TASK DETAILS:
Would you retype all of these records exactly?

━━━━━━━━━━━━━━━━

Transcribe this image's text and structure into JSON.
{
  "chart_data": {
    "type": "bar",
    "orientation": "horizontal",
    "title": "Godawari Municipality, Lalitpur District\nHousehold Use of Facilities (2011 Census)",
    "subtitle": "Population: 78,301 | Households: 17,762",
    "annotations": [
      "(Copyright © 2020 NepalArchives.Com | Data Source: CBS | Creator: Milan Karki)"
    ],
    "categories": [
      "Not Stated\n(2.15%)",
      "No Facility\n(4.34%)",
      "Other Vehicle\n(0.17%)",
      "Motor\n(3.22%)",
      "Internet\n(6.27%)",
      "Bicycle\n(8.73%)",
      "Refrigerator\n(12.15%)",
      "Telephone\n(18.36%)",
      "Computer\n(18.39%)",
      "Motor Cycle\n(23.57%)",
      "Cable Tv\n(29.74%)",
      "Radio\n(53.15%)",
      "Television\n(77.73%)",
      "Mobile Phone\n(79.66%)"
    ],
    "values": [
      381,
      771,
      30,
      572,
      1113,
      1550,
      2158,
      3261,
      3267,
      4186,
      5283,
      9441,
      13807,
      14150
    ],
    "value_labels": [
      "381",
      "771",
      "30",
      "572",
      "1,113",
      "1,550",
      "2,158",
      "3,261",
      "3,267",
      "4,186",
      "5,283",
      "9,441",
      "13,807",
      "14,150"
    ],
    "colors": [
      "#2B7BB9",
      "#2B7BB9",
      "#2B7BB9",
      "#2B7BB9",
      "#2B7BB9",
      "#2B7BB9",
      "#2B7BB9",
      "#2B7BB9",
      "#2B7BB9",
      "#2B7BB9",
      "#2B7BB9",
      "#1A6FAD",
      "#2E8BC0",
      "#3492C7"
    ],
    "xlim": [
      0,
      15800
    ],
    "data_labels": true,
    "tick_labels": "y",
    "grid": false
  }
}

━━━━━━━━━━━━━━━━

IN RESPONSE:
Transcribe this image's text and structure into JSON.
{
  "chart_data": {
    "type": "bar",
    "orientation": "horizontal",
    "title": "Godawari Municipality, Lalitpur District\nHousehold Use of Facilities (2011 Census)",
    "subtitle": "Population: 78,301 | Households: 17,762",
    "annotations": [
      "(Copyright © 2020 NepalArchives.Com | Data Source: CBS | Creator: Milan Karki)"
    ],
    "categories": [
      "Not Stated\n(2.15%)",
      "No Facility\n(4.34%)",
      "Other Vehicle\n(0.17%)",
      "Motor\n(3.22%)",
      "Internet\n(6.27%)",
      "Bicycle\n(8.73%)",
      "Refrigerator\n(12.15%)",
      "Telephone\n(18.36%)",
      "Computer\n(18.39%)",
      "Motor Cycle\n(23.57%)",
      "Cable Tv\n(29.74%)",
      "Radio\n(53.15%)",
      "Television\n(77.73%)",
      "Mobile Phone\n(79.66%)"
    ],
    "values": [
      381,
      771,
      30,
      572,
      1113,
      1550,
      2158,
      3261,
      3267,
      4186,
      5283,
      9441,
      13807,
      14150
    ],
    "value_labels": [
      "381",
      "771",
      "30",
      "572",
      "1,113",
      "1,550",
      "2,158",
      "3,261",
      "3,267",
      "4,186",
      "5,283",
      "9,441",
      "13,807",
      "14,150"
    ],
    "colors": [
      "#2B7BB9",
      "#2B7BB9",
      "#2B7BB9",
      "#2B7BB9",
      "#2B7BB9",
      "#2B7BB9",
      "#2B7BB9",
      "#2B7BB9",
      "#2B7BB9",
      "#2B7BB9",
      "#2B7BB9",
      "#1A6FAD",
      "#2E8BC0",
      "#3492C7"
    ],
    "xlim": [
      0,
      15800
    ],
    "data_labels": true,
    "tick_labels": "y",
    "grid": false
  }
}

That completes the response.